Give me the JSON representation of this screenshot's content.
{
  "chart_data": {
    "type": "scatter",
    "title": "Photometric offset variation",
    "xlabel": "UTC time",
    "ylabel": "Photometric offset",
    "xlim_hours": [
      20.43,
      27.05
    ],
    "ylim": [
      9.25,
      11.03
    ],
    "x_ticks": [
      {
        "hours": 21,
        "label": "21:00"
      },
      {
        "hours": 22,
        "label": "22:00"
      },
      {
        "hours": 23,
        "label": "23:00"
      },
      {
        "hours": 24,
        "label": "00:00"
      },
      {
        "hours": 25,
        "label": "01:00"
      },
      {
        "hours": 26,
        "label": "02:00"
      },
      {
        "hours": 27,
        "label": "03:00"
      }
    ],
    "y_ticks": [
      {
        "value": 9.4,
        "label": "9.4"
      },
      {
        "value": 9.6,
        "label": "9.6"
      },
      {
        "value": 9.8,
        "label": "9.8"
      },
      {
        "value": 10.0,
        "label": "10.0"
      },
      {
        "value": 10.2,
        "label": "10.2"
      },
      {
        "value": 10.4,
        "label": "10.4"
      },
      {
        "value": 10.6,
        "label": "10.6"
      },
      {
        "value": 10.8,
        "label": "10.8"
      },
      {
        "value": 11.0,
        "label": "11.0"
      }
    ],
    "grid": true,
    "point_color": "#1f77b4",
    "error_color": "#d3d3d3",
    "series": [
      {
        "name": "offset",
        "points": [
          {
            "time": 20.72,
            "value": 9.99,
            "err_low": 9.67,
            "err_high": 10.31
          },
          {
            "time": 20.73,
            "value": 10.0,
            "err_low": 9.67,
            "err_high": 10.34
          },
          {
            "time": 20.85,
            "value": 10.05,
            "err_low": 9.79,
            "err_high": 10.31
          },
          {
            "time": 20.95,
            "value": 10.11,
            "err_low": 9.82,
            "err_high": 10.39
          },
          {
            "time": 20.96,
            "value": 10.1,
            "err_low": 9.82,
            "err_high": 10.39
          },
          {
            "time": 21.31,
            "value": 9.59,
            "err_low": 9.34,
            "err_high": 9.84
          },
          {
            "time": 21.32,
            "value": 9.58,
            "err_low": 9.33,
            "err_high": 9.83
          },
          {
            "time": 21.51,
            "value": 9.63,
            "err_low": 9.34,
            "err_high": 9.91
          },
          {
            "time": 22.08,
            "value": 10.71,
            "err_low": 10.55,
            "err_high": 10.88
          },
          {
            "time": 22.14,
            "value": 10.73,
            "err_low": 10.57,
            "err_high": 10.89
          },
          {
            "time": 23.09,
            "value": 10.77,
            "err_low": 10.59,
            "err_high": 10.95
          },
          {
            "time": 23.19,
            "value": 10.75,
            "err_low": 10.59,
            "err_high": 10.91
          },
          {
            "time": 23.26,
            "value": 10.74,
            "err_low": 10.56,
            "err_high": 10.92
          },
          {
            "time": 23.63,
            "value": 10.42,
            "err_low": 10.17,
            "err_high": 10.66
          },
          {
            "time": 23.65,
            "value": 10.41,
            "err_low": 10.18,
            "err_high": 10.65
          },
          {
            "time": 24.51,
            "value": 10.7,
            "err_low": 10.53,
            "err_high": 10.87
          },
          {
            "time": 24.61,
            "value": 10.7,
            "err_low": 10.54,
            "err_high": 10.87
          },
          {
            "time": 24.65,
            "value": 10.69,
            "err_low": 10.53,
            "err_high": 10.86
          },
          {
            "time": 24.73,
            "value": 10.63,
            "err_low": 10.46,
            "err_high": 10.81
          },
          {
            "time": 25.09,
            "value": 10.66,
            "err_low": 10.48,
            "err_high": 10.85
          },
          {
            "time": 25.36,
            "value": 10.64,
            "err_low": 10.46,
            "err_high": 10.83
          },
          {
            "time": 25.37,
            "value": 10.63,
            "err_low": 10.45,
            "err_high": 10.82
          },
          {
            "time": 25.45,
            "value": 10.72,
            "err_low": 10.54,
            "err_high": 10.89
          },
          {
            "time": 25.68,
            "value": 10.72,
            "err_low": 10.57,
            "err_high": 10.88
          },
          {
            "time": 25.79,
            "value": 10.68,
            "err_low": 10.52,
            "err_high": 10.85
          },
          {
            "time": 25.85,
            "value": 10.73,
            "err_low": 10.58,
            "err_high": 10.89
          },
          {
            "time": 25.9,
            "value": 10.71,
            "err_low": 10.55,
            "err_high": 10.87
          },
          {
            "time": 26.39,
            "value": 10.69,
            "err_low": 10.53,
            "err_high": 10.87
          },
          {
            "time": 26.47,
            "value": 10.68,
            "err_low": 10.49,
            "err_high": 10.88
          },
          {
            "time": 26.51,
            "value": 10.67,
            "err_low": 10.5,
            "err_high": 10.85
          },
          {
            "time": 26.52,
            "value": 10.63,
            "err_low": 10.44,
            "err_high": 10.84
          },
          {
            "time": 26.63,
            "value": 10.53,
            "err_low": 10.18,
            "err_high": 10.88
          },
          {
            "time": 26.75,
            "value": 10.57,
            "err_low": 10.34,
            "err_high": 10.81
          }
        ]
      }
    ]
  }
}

__________

→ TASK GOAL:
Pull every line containing the word "Photometric" out of the material and copy it.

→ TASK RESULT:
    "title": "Photometric offset variation",
    "ylabel": "Photometric offset",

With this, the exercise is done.